Collected data entries
====================
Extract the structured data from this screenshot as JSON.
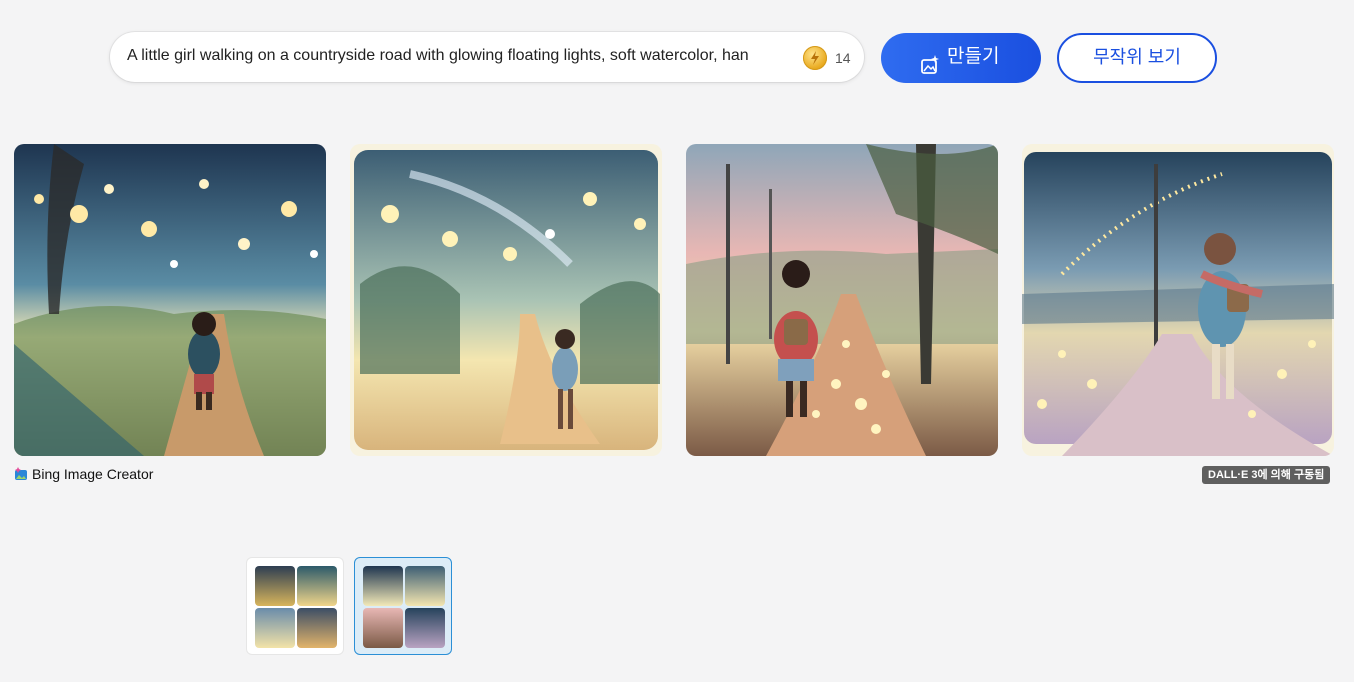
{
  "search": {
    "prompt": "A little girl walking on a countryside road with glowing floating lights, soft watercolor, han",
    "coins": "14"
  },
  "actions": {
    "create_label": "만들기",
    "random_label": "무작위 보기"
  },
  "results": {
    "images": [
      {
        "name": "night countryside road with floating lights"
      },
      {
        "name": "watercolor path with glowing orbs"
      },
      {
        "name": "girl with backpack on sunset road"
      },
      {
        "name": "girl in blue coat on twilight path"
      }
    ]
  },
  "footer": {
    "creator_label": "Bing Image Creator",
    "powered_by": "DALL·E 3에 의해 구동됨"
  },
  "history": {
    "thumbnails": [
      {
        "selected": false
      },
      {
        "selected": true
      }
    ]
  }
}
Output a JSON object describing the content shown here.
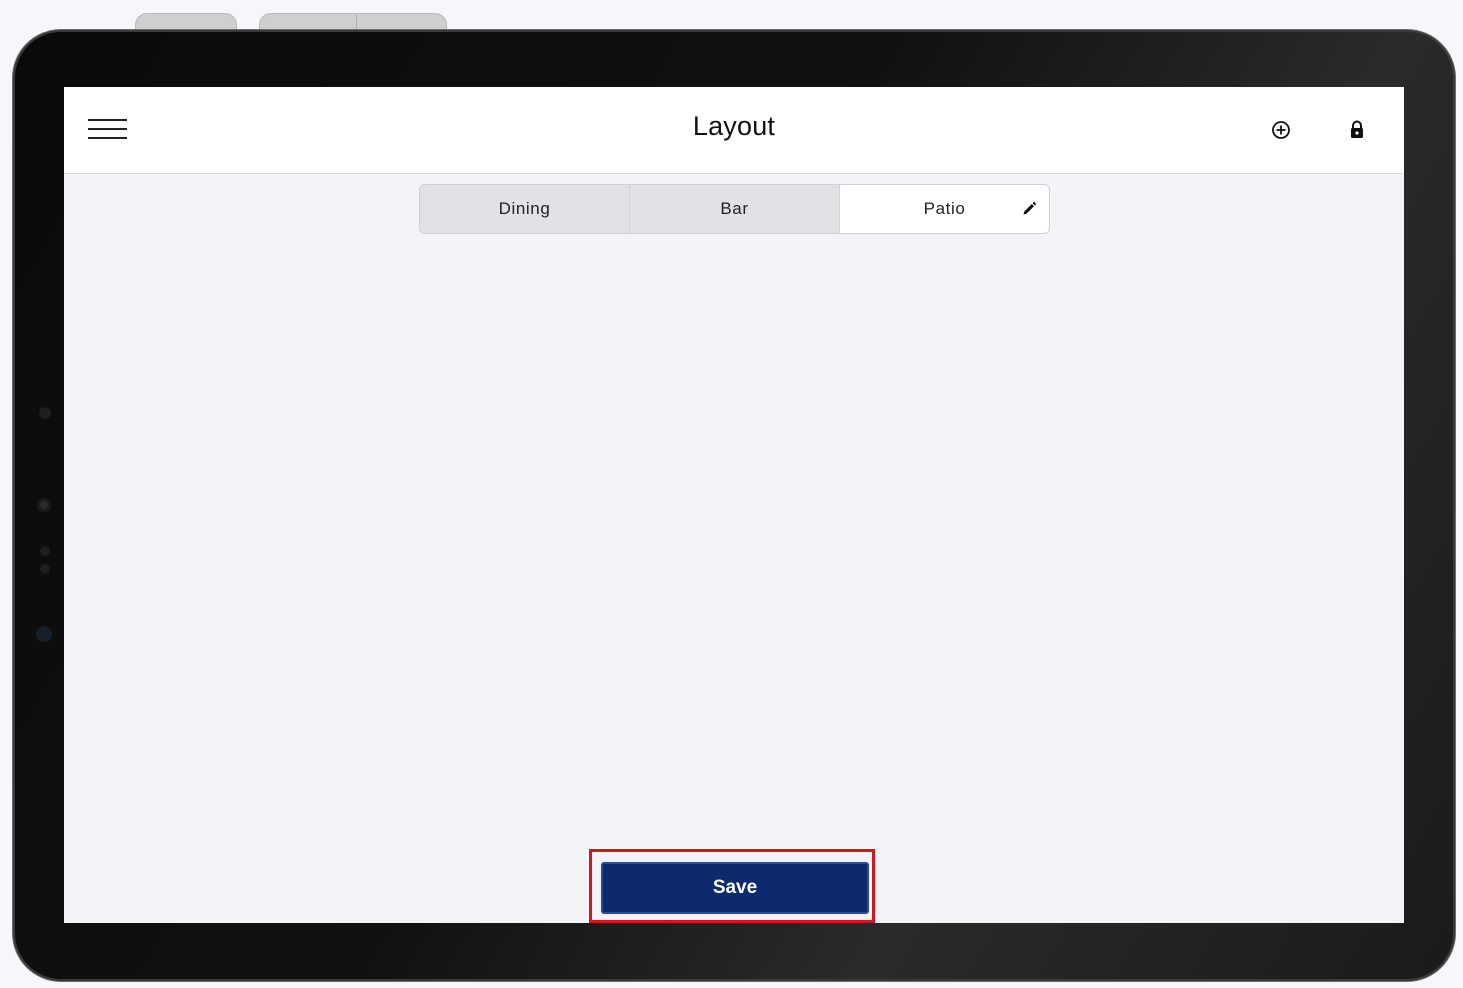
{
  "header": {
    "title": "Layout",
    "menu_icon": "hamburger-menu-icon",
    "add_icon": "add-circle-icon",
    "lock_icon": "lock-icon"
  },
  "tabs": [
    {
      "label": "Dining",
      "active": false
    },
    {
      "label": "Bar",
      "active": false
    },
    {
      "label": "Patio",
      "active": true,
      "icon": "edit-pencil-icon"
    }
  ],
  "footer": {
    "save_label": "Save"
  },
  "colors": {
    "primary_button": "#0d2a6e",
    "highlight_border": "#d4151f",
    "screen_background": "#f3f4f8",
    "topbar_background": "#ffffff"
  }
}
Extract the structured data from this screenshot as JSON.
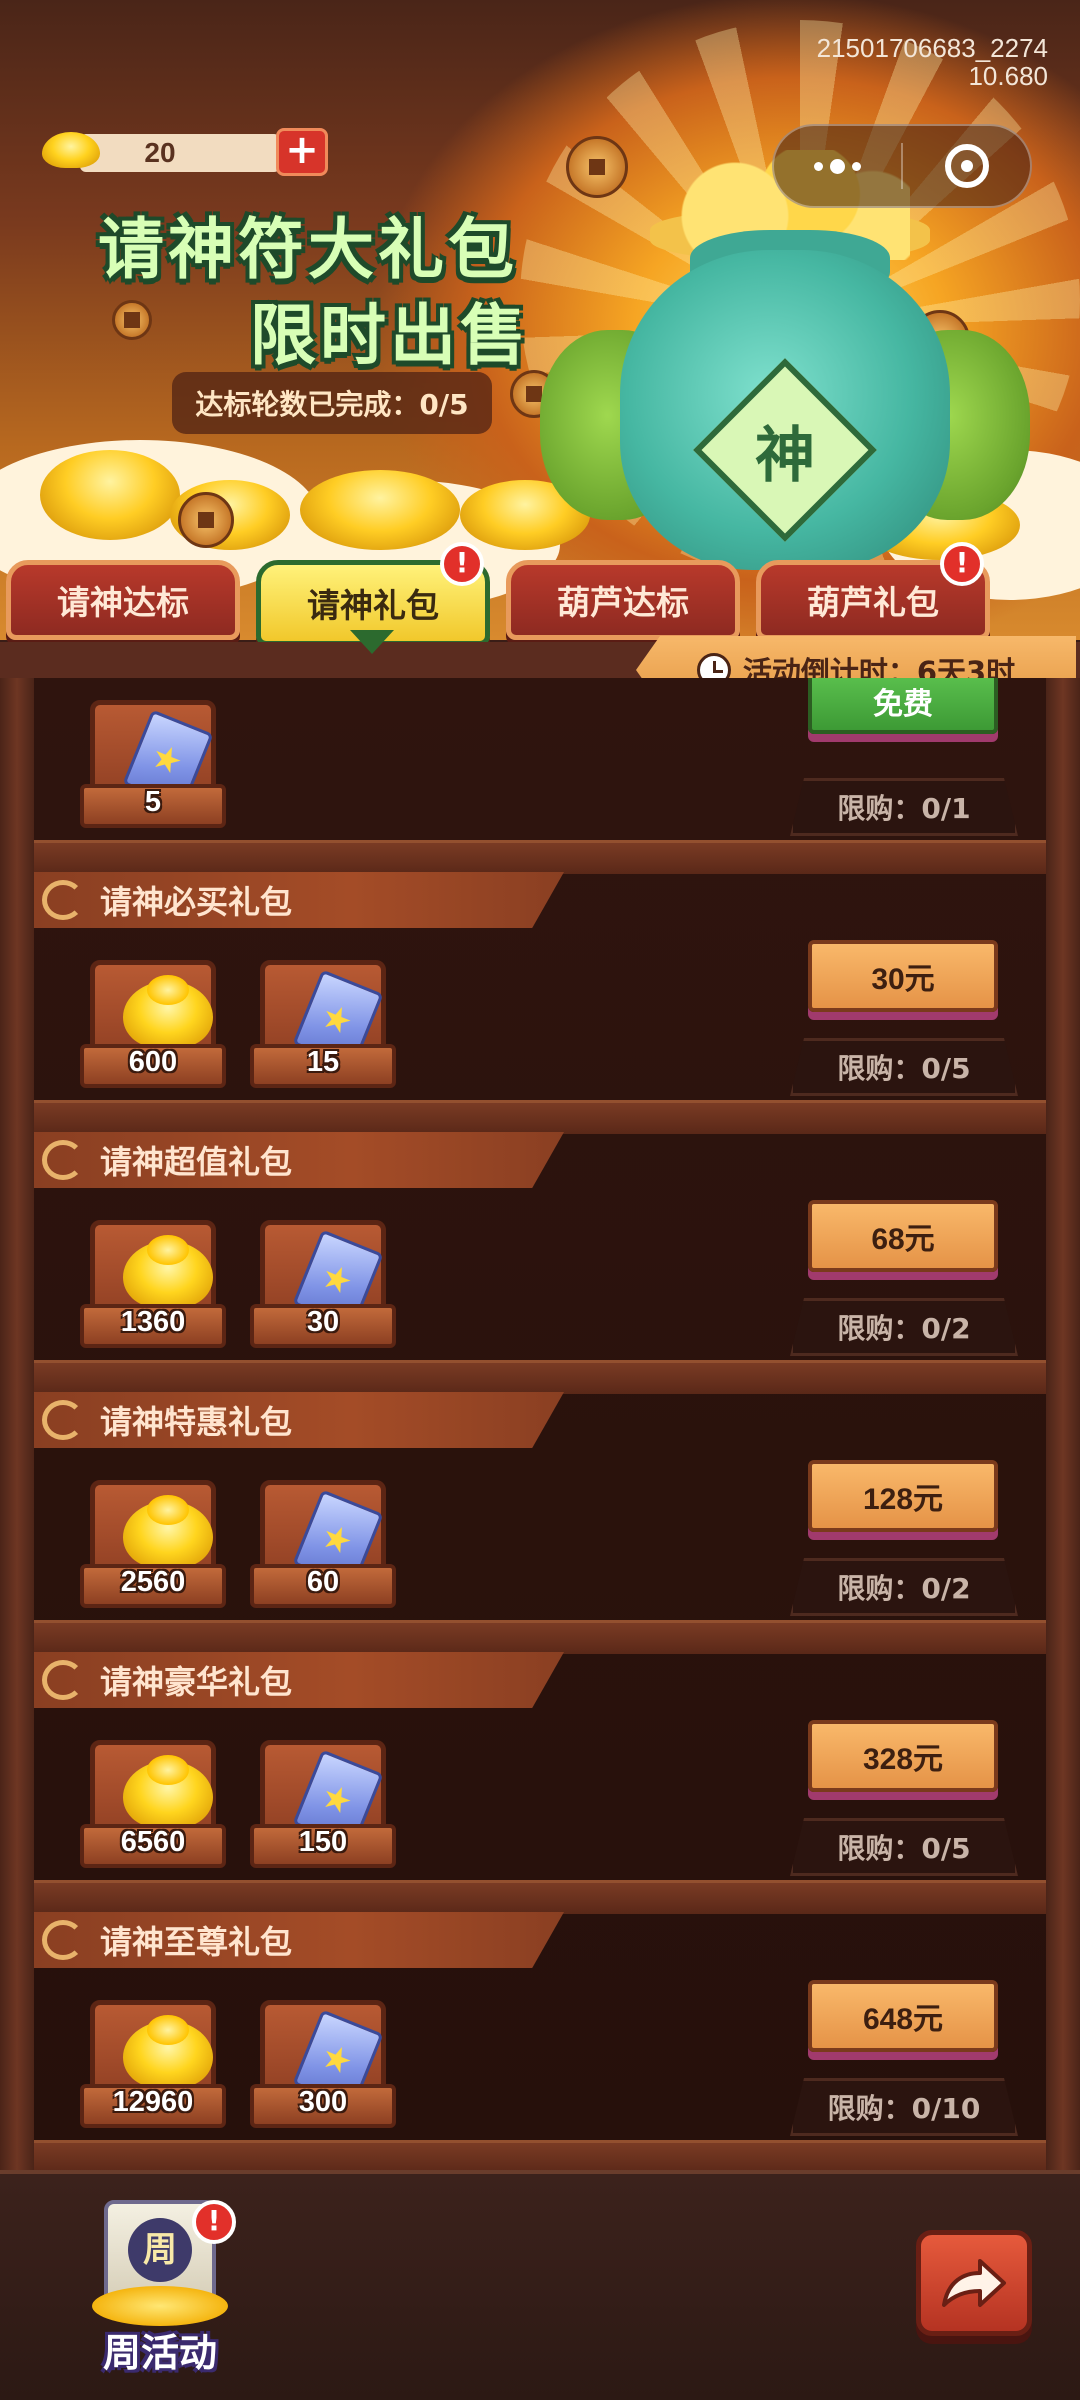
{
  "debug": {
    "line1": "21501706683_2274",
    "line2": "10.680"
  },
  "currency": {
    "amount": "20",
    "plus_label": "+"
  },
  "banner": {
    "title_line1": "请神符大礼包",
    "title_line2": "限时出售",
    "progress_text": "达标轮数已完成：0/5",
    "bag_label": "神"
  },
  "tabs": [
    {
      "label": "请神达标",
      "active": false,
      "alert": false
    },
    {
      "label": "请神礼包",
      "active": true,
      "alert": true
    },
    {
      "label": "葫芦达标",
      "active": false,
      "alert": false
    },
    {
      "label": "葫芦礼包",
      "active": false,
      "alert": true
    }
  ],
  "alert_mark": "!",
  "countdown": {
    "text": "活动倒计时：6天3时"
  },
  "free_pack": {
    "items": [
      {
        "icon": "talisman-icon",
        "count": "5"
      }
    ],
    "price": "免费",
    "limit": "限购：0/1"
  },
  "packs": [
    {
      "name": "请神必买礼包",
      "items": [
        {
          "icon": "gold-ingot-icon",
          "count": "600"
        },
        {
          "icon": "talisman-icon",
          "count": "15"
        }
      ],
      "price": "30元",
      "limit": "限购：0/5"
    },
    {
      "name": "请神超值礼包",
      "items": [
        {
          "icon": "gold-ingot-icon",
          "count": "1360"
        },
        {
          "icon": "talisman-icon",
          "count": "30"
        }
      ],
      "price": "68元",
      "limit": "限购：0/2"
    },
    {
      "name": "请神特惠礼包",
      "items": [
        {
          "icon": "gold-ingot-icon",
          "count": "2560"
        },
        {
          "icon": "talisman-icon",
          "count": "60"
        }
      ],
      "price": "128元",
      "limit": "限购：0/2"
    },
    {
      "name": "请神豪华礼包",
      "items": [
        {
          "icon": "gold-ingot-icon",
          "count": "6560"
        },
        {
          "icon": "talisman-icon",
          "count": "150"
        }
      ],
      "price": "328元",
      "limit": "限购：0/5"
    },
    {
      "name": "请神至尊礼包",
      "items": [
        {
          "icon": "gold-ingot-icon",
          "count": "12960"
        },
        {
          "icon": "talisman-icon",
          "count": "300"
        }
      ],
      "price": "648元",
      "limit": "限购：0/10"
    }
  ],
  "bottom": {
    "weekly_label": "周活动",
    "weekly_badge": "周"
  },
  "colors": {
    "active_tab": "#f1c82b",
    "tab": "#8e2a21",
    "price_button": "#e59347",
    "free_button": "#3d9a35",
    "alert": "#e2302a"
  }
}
====================
• [Given instruction]
Restate the records word for word, omitting images.

• [Written answer]
Extract the structured data from this screenshot as JSON.
{
  "search": {
    "prompt": "A little girl walking on a countryside road with glowing floating lights, soft watercolor, han",
    "coins": "14"
  },
  "actions": {
    "create_label": "만들기",
    "random_label": "무작위 보기"
  },
  "results": {
    "images": [
      {
        "name": "night countryside road with floating lights"
      },
      {
        "name": "watercolor path with glowing orbs"
      },
      {
        "name": "girl with backpack on sunset road"
      },
      {
        "name": "girl in blue coat on twilight path"
      }
    ]
  },
  "footer": {
    "creator_label": "Bing Image Creator",
    "powered_by": "DALL·E 3에 의해 구동됨"
  },
  "history": {
    "thumbnails": [
      {
        "selected": false
      },
      {
        "selected": true
      }
    ]
  }
}
Output a JSON object describing the content shown here.
{
  "header": {
    "title": "Layout",
    "menu_icon": "hamburger-menu-icon",
    "add_icon": "add-circle-icon",
    "lock_icon": "lock-icon"
  },
  "tabs": [
    {
      "label": "Dining",
      "active": false
    },
    {
      "label": "Bar",
      "active": false
    },
    {
      "label": "Patio",
      "active": true,
      "icon": "edit-pencil-icon"
    }
  ],
  "footer": {
    "save_label": "Save"
  },
  "colors": {
    "primary_button": "#0d2a6e",
    "highlight_border": "#d4151f",
    "screen_background": "#f3f4f8",
    "topbar_background": "#ffffff"
  }
}
Extract the structured data from this screenshot as JSON.
{
  "debug": {
    "line1": "21501706683_2274",
    "line2": "10.680"
  },
  "currency": {
    "amount": "20",
    "plus_label": "+"
  },
  "banner": {
    "title_line1": "请神符大礼包",
    "title_line2": "限时出售",
    "progress_text": "达标轮数已完成：0/5",
    "bag_label": "神"
  },
  "tabs": [
    {
      "label": "请神达标",
      "active": false,
      "alert": false
    },
    {
      "label": "请神礼包",
      "active": true,
      "alert": true
    },
    {
      "label": "葫芦达标",
      "active": false,
      "alert": false
    },
    {
      "label": "葫芦礼包",
      "active": false,
      "alert": true
    }
  ],
  "alert_mark": "!",
  "countdown": {
    "text": "活动倒计时：6天3时"
  },
  "free_pack": {
    "items": [
      {
        "icon": "talisman-icon",
        "count": "5"
      }
    ],
    "price": "免费",
    "limit": "限购：0/1"
  },
  "packs": [
    {
      "name": "请神必买礼包",
      "items": [
        {
          "icon": "gold-ingot-icon",
          "count": "600"
        },
        {
          "icon": "talisman-icon",
          "count": "15"
        }
      ],
      "price": "30元",
      "limit": "限购：0/5"
    },
    {
      "name": "请神超值礼包",
      "items": [
        {
          "icon": "gold-ingot-icon",
          "count": "1360"
        },
        {
          "icon": "talisman-icon",
          "count": "30"
        }
      ],
      "price": "68元",
      "limit": "限购：0/2"
    },
    {
      "name": "请神特惠礼包",
      "items": [
        {
          "icon": "gold-ingot-icon",
          "count": "2560"
        },
        {
          "icon": "talisman-icon",
          "count": "60"
        }
      ],
      "price": "128元",
      "limit": "限购：0/2"
    },
    {
      "name": "请神豪华礼包",
      "items": [
        {
          "icon": "gold-ingot-icon",
          "count": "6560"
        },
        {
          "icon": "talisman-icon",
          "count": "150"
        }
      ],
      "price": "328元",
      "limit": "限购：0/5"
    },
    {
      "name": "请神至尊礼包",
      "items": [
        {
          "icon": "gold-ingot-icon",
          "count": "12960"
        },
        {
          "icon": "talisman-icon",
          "count": "300"
        }
      ],
      "price": "648元",
      "limit": "限购：0/10"
    }
  ],
  "bottom": {
    "weekly_label": "周活动",
    "weekly_badge": "周"
  },
  "colors": {
    "active_tab": "#f1c82b",
    "tab": "#8e2a21",
    "price_button": "#e59347",
    "free_button": "#3d9a35",
    "alert": "#e2302a"
  }
}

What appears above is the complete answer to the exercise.